-- START Listed records --

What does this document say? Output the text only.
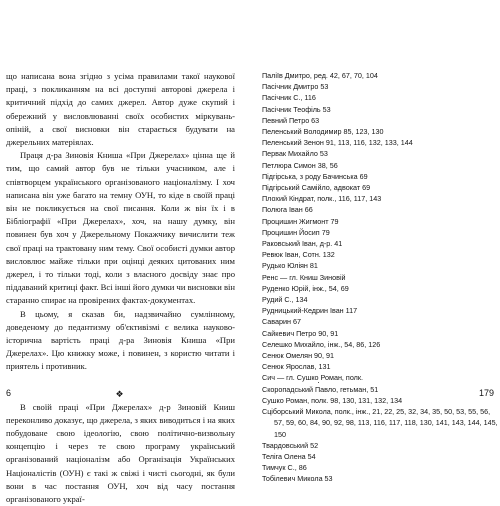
що написана вона згідно з усіма правилами такої наукової праці, з покликанням на всі доступні авторові джерела і критичний підхід до самих джерел. Автор дуже скупий і обережний у висловлюванні своїх особистих міркувань-опіній, а свої висновки він старається будувати на джерельних матеріялах.

Праця д-ра Зиновія Книша «При Джерелах» цінна ще й тим, що самий автор був не тільки учасником, але і співтворцем українського організованого націоналізму. І хоч написана він уже багато на темну ОУН, то кіде в своїй праці він не покликується на свої писання. Коли ж він їх і в Бібліографії «При Джерелах», хоч, на нашу думку, він повинен був хоч у Джерельному Покажчику вичислити теж свої праці на трактовану ним тему. Свої особисті думки автор висловлює майже тільки при оцінці деяких цитованих ним джерел, і то тільки тоді, коли з власного досвіду знає про піддаваний критиці факт. Всі інші його думки чи висновки він старанно спирає на провірених фактах-документах.

В цьому, я сказав би, надзвичайно сумлінному, доведеному до педантизму об'єктивізмі є велика науково-історична вартість праці д-ра Зиновія Книша «При Джерелах». Цю книжку може, і повинен, з користю читати і приятель і противник.

❖

В своїй праці «При Джерелах» д-р Зиновій Книш переконливо доказує, що джерела, з яких виводиться і на яких побудоване свою ідеологію, свою політично-визвольну концепцію і через те свою програму український організований націоналізм або Організація Українських Націоналістів (ОУН) є такі ж свіжі і чисті сьогодні, як були вони в час постання ОУН, хоч від часу постання організованого украї-

6
Паліїв Дмитро, ред. 42, 67, 70, 104
Пасічник Дмитро 53
Пасічник С., 116
Пасічник Теофіль 53
Певний Петро 63
Пеленський Володимир 85, 123, 130
Пеленський Зенон 91, 113, 116, 132, 133, 144
Первак Михайло 53
Петлюра Симон 38, 56
Підгірська, з роду Бачинська 69
Підгірський Самійло, адвокат 69
Плохий Кіндрат, полк., 116, 117, 143
Полюга Іван 66
Процишин Жигмонт 79
Процишин Йосип 79
Раковський Іван, д-р. 41
Ревюк Іван, Сотн. 132
Рудько Юліян 81
Ренс — гл. Книш Зиновій
Руденко Юрій, інж., 54, 69
Рудий С., 134
Рудницький-Кедрин Іван 117
Саварин 67
Сайкевич Петро 90, 91
Селешко Михайло, інж., 54, 86, 126
Сенюк Омелян 90, 91
Сенюк Ярослав, 131
Сич — гл. Сушко Роман, полк.
Скоропадський Павло, гетьман, 51
Сушко Роман, полк. 98, 130, 131, 132, 134
Сціборський Микола, полк., інж., 21, 22, 25, 32, 34, 35, 50, 53, 55, 56, 57, 59, 60, 84, 90, 92, 98, 113, 116, 117, 118, 130, 141, 143, 144, 145, 150
Твардовський 52
Теліга Олена 54
Тимчук С., 86
Тобілевич Микола 53
179
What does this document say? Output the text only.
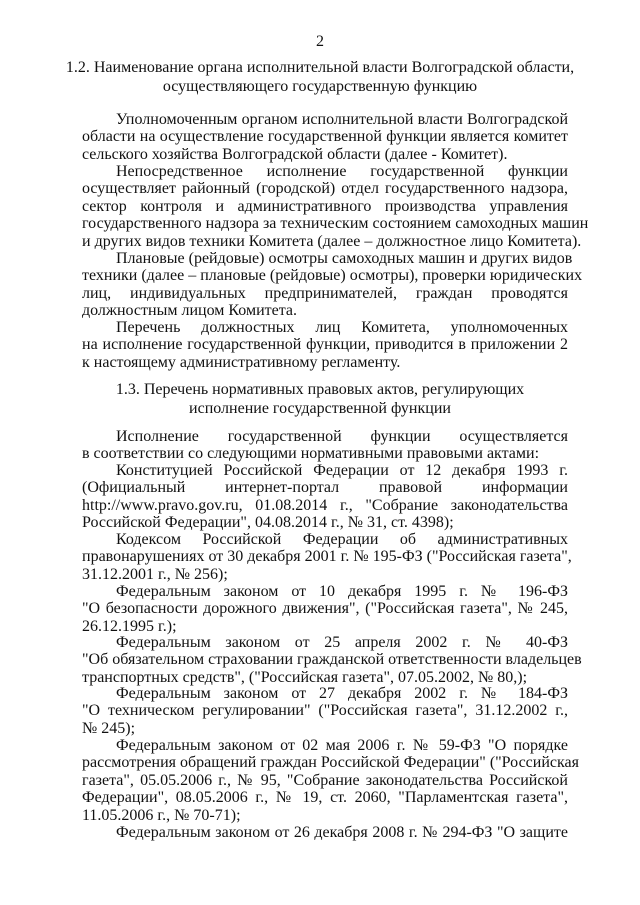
2
1.2. Наименование органа исполнительной власти Волгоградской области,
осуществляющего государственную функцию
Уполномоченным органом исполнительной власти Волгоградской
области на осуществление государственной функции является комитет
сельского хозяйства Волгоградской области (далее - Комитет).
Непосредственное исполнение государственной функции
осуществляет районный (городской) отдел государственного надзора,
сектор контроля и административного производства управления
государственного надзора за техническим состоянием самоходных машин
и других видов техники Комитета (далее – должностное лицо Комитета).
Плановые (рейдовые) осмотры самоходных машин и других видов
техники (далее – плановые (рейдовые) осмотры), проверки юридических
лиц, индивидуальных предпринимателей, граждан проводятся
должностным лицом Комитета.
Перечень должностных лиц Комитета, уполномоченных
на исполнение государственной функции, приводится в приложении 2
к настоящему административному регламенту.
1.3. Перечень нормативных правовых актов, регулирующих
исполнение государственной функции
Исполнение государственной функции осуществляется
в соответствии со следующими нормативными правовыми актами:
Конституцией Российской Федерации от 12 декабря 1993 г.
(Официальный интернет-портал правовой информации
http://www.pravo.gov.ru, 01.08.2014 г., "Собрание законодательства
Российской Федерации", 04.08.2014 г., № 31, ст. 4398);
Кодексом Российской Федерации об административных
правонарушениях от 30 декабря 2001 г. № 195-ФЗ ("Российская газета",
31.12.2001 г., № 256);
Федеральным законом от 10 декабря 1995 г. № 196-ФЗ
"О безопасности дорожного движения", ("Российская газета", № 245,
26.12.1995 г.);
Федеральным законом от 25 апреля 2002 г. № 40-ФЗ
"Об обязательном страховании гражданской ответственности владельцев
транспортных средств", ("Российская газета", 07.05.2002, № 80,);
Федеральным законом от 27 декабря 2002 г. № 184-ФЗ
"О техническом регулировании" ("Российская газета", 31.12.2002 г.,
№ 245);
Федеральным законом от 02 мая 2006 г. № 59-ФЗ "О порядке
рассмотрения обращений граждан Российской Федерации" ("Российская
газета", 05.05.2006 г., № 95, "Собрание законодательства Российской
Федерации", 08.05.2006 г., № 19, ст. 2060, "Парламентская газета",
11.05.2006 г., № 70-71);
Федеральным законом от 26 декабря 2008 г. № 294-ФЗ "О защите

-- END Listed records --

• [Given task] From the data above, copy each line that holds "законодательства".

• [Problem solution]
http://www.pravo.gov.ru, 01.08.2014 г., "Собрание законодательства
газета", 05.05.2006 г., № 95, "Собрание законодательства Российской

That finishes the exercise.